EXERCISE DATA ::

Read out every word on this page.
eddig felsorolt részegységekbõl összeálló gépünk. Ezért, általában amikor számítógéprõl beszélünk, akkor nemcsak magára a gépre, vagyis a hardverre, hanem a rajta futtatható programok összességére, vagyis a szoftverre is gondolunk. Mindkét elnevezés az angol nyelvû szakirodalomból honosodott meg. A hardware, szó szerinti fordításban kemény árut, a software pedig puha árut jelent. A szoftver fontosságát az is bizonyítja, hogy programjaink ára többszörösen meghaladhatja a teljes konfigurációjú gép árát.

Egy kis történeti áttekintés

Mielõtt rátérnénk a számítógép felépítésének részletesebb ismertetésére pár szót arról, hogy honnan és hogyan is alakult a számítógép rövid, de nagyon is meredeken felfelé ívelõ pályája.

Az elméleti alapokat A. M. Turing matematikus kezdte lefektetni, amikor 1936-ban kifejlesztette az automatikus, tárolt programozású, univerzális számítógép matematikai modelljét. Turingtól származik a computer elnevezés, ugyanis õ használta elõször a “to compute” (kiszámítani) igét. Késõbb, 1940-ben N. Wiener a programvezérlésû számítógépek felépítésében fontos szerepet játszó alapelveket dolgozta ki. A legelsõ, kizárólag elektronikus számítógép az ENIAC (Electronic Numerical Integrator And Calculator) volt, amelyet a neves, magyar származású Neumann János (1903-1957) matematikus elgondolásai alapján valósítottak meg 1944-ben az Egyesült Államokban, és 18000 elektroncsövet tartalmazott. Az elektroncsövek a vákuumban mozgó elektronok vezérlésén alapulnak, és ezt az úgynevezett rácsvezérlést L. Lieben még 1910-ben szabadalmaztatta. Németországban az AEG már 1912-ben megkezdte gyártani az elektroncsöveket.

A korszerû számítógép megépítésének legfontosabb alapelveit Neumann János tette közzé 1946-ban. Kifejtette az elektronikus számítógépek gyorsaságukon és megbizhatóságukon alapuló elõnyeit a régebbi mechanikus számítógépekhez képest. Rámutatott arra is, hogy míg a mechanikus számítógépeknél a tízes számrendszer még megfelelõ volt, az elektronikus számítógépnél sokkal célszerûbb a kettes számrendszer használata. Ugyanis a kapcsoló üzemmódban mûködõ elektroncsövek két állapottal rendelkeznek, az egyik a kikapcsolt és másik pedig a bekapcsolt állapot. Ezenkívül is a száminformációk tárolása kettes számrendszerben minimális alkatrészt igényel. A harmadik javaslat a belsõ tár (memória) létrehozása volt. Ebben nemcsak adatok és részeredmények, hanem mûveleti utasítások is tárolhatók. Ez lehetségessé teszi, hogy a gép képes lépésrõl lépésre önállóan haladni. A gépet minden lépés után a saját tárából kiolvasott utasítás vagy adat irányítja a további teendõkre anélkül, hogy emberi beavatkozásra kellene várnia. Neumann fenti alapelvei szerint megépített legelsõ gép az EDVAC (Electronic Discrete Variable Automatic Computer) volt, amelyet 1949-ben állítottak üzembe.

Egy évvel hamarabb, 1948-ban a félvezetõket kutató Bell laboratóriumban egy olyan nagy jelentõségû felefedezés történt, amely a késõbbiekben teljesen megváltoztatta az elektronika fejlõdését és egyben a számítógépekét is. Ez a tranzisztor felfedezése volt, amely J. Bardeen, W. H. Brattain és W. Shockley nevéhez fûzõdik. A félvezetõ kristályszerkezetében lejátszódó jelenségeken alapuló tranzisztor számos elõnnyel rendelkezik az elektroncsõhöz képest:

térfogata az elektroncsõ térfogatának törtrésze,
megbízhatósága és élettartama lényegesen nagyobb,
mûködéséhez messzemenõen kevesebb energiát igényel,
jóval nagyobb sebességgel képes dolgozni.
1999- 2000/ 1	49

EXERCISE GOAL ::
Which lines include "nagyobb"? Copy each of them out.

CORRECT OUTPUT ::
megbízhatósága és élettartama lényegesen nagyobb,
jóval nagyobb sebességgel képes dolgozni.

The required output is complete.